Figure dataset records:
***

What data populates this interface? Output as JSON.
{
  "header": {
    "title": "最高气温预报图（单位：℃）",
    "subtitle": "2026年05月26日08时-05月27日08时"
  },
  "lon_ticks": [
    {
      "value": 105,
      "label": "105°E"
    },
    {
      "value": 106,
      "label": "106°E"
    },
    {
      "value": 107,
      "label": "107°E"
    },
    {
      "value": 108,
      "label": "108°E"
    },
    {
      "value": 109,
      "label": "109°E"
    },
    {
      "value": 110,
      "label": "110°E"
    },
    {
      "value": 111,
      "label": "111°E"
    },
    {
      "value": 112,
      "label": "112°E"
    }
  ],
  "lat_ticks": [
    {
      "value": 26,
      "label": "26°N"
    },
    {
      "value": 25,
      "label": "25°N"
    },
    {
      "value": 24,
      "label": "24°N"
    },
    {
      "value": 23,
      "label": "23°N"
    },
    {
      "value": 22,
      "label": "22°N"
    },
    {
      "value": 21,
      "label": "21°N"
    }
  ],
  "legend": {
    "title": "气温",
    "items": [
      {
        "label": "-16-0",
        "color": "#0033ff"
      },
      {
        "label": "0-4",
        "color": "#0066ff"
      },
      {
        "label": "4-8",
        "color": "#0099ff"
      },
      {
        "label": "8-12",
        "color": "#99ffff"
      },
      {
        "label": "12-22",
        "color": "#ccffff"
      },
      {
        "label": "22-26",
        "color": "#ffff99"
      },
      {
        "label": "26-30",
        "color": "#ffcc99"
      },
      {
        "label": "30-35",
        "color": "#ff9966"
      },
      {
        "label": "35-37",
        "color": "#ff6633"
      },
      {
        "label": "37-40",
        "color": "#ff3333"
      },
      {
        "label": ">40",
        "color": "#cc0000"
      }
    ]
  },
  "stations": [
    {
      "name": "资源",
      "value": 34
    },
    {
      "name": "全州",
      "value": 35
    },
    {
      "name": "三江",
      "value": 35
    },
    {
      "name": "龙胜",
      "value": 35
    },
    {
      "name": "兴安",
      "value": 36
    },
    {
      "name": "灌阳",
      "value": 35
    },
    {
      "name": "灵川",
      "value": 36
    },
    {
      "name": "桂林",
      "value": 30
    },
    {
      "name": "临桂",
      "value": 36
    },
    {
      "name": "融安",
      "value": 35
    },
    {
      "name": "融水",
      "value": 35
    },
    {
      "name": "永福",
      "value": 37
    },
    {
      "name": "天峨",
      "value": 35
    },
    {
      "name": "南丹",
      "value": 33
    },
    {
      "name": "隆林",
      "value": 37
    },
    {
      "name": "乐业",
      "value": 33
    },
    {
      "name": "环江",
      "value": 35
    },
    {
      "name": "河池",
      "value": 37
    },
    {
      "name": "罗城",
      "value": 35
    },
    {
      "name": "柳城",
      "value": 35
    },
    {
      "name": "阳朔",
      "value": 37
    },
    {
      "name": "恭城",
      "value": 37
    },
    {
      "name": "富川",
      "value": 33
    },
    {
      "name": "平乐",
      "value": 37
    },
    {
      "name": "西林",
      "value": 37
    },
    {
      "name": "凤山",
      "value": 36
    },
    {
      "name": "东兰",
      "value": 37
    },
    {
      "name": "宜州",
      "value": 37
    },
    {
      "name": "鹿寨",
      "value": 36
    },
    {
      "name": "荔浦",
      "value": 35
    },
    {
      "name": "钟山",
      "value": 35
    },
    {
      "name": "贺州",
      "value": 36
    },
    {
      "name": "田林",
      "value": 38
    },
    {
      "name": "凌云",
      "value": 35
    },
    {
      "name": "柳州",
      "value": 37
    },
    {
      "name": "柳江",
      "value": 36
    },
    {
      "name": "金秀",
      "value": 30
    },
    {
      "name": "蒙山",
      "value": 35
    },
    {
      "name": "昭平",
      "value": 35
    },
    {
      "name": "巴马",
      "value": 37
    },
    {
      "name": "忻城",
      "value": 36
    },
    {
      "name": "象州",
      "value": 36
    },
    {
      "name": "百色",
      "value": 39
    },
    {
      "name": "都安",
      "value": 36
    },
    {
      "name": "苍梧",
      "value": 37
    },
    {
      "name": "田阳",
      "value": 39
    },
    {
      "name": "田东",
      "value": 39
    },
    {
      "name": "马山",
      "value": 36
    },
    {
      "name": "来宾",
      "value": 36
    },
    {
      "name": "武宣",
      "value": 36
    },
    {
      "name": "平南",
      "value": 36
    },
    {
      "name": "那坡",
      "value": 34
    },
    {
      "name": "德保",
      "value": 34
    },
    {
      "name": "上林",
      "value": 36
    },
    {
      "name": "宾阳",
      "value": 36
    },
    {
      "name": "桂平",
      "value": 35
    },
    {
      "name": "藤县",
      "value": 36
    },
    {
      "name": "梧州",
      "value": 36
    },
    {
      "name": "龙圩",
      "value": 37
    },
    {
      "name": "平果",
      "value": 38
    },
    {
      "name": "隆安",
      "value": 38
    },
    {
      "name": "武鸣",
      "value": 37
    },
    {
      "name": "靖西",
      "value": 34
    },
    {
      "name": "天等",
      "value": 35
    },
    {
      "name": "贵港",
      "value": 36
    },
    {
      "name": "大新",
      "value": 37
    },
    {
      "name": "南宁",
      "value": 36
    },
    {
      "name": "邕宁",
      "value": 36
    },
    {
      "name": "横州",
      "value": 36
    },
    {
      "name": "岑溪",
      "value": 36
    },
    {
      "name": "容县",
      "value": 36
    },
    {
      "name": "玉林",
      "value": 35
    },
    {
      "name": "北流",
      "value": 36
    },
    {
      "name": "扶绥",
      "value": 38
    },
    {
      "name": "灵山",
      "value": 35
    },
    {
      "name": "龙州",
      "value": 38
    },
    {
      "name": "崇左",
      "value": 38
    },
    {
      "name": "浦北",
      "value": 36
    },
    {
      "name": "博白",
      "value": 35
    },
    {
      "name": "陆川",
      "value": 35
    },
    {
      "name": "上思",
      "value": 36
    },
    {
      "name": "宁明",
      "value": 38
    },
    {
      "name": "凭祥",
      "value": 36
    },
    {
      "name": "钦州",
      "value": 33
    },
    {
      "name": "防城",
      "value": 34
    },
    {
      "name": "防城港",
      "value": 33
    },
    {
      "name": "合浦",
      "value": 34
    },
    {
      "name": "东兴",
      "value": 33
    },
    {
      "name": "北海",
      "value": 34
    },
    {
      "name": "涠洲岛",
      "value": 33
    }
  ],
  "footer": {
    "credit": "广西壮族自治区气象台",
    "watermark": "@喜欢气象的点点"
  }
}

***

◆ **Stated problem**:
Quote each line above in full, word for word.

◆ **Written solution**:
What data populates this interface? Output as JSON.
{
  "header": {
    "title": "最高气温预报图（单位：℃）",
    "subtitle": "2026年05月26日08时-05月27日08时"
  },
  "lon_ticks": [
    {
      "value": 105,
      "label": "105°E"
    },
    {
      "value": 106,
      "label": "106°E"
    },
    {
      "value": 107,
      "label": "107°E"
    },
    {
      "value": 108,
      "label": "108°E"
    },
    {
      "value": 109,
      "label": "109°E"
    },
    {
      "value": 110,
      "label": "110°E"
    },
    {
      "value": 111,
      "label": "111°E"
    },
    {
      "value": 112,
      "label": "112°E"
    }
  ],
  "lat_ticks": [
    {
      "value": 26,
      "label": "26°N"
    },
    {
      "value": 25,
      "label": "25°N"
    },
    {
      "value": 24,
      "label": "24°N"
    },
    {
      "value": 23,
      "label": "23°N"
    },
    {
      "value": 22,
      "label": "22°N"
    },
    {
      "value": 21,
      "label": "21°N"
    }
  ],
  "legend": {
    "title": "气温",
    "items": [
      {
        "label": "-16-0",
        "color": "#0033ff"
      },
      {
        "label": "0-4",
        "color": "#0066ff"
      },
      {
        "label": "4-8",
        "color": "#0099ff"
      },
      {
        "label": "8-12",
        "color": "#99ffff"
      },
      {
        "label": "12-22",
        "color": "#ccffff"
      },
      {
        "label": "22-26",
        "color": "#ffff99"
      },
      {
        "label": "26-30",
        "color": "#ffcc99"
      },
      {
        "label": "30-35",
        "color": "#ff9966"
      },
      {
        "label": "35-37",
        "color": "#ff6633"
      },
      {
        "label": "37-40",
        "color": "#ff3333"
      },
      {
        "label": ">40",
        "color": "#cc0000"
      }
    ]
  },
  "stations": [
    {
      "name": "资源",
      "value": 34
    },
    {
      "name": "全州",
      "value": 35
    },
    {
      "name": "三江",
      "value": 35
    },
    {
      "name": "龙胜",
      "value": 35
    },
    {
      "name": "兴安",
      "value": 36
    },
    {
      "name": "灌阳",
      "value": 35
    },
    {
      "name": "灵川",
      "value": 36
    },
    {
      "name": "桂林",
      "value": 30
    },
    {
      "name": "临桂",
      "value": 36
    },
    {
      "name": "融安",
      "value": 35
    },
    {
      "name": "融水",
      "value": 35
    },
    {
      "name": "永福",
      "value": 37
    },
    {
      "name": "天峨",
      "value": 35
    },
    {
      "name": "南丹",
      "value": 33
    },
    {
      "name": "隆林",
      "value": 37
    },
    {
      "name": "乐业",
      "value": 33
    },
    {
      "name": "环江",
      "value": 35
    },
    {
      "name": "河池",
      "value": 37
    },
    {
      "name": "罗城",
      "value": 35
    },
    {
      "name": "柳城",
      "value": 35
    },
    {
      "name": "阳朔",
      "value": 37
    },
    {
      "name": "恭城",
      "value": 37
    },
    {
      "name": "富川",
      "value": 33
    },
    {
      "name": "平乐",
      "value": 37
    },
    {
      "name": "西林",
      "value": 37
    },
    {
      "name": "凤山",
      "value": 36
    },
    {
      "name": "东兰",
      "value": 37
    },
    {
      "name": "宜州",
      "value": 37
    },
    {
      "name": "鹿寨",
      "value": 36
    },
    {
      "name": "荔浦",
      "value": 35
    },
    {
      "name": "钟山",
      "value": 35
    },
    {
      "name": "贺州",
      "value": 36
    },
    {
      "name": "田林",
      "value": 38
    },
    {
      "name": "凌云",
      "value": 35
    },
    {
      "name": "柳州",
      "value": 37
    },
    {
      "name": "柳江",
      "value": 36
    },
    {
      "name": "金秀",
      "value": 30
    },
    {
      "name": "蒙山",
      "value": 35
    },
    {
      "name": "昭平",
      "value": 35
    },
    {
      "name": "巴马",
      "value": 37
    },
    {
      "name": "忻城",
      "value": 36
    },
    {
      "name": "象州",
      "value": 36
    },
    {
      "name": "百色",
      "value": 39
    },
    {
      "name": "都安",
      "value": 36
    },
    {
      "name": "苍梧",
      "value": 37
    },
    {
      "name": "田阳",
      "value": 39
    },
    {
      "name": "田东",
      "value": 39
    },
    {
      "name": "马山",
      "value": 36
    },
    {
      "name": "来宾",
      "value": 36
    },
    {
      "name": "武宣",
      "value": 36
    },
    {
      "name": "平南",
      "value": 36
    },
    {
      "name": "那坡",
      "value": 34
    },
    {
      "name": "德保",
      "value": 34
    },
    {
      "name": "上林",
      "value": 36
    },
    {
      "name": "宾阳",
      "value": 36
    },
    {
      "name": "桂平",
      "value": 35
    },
    {
      "name": "藤县",
      "value": 36
    },
    {
      "name": "梧州",
      "value": 36
    },
    {
      "name": "龙圩",
      "value": 37
    },
    {
      "name": "平果",
      "value": 38
    },
    {
      "name": "隆安",
      "value": 38
    },
    {
      "name": "武鸣",
      "value": 37
    },
    {
      "name": "靖西",
      "value": 34
    },
    {
      "name": "天等",
      "value": 35
    },
    {
      "name": "贵港",
      "value": 36
    },
    {
      "name": "大新",
      "value": 37
    },
    {
      "name": "南宁",
      "value": 36
    },
    {
      "name": "邕宁",
      "value": 36
    },
    {
      "name": "横州",
      "value": 36
    },
    {
      "name": "岑溪",
      "value": 36
    },
    {
      "name": "容县",
      "value": 36
    },
    {
      "name": "玉林",
      "value": 35
    },
    {
      "name": "北流",
      "value": 36
    },
    {
      "name": "扶绥",
      "value": 38
    },
    {
      "name": "灵山",
      "value": 35
    },
    {
      "name": "龙州",
      "value": 38
    },
    {
      "name": "崇左",
      "value": 38
    },
    {
      "name": "浦北",
      "value": 36
    },
    {
      "name": "博白",
      "value": 35
    },
    {
      "name": "陆川",
      "value": 35
    },
    {
      "name": "上思",
      "value": 36
    },
    {
      "name": "宁明",
      "value": 38
    },
    {
      "name": "凭祥",
      "value": 36
    },
    {
      "name": "钦州",
      "value": 33
    },
    {
      "name": "防城",
      "value": 34
    },
    {
      "name": "防城港",
      "value": 33
    },
    {
      "name": "合浦",
      "value": 34
    },
    {
      "name": "东兴",
      "value": 33
    },
    {
      "name": "北海",
      "value": 34
    },
    {
      "name": "涠洲岛",
      "value": 33
    }
  ],
  "footer": {
    "credit": "广西壮族自治区气象台",
    "watermark": "@喜欢气象的点点"
  }
}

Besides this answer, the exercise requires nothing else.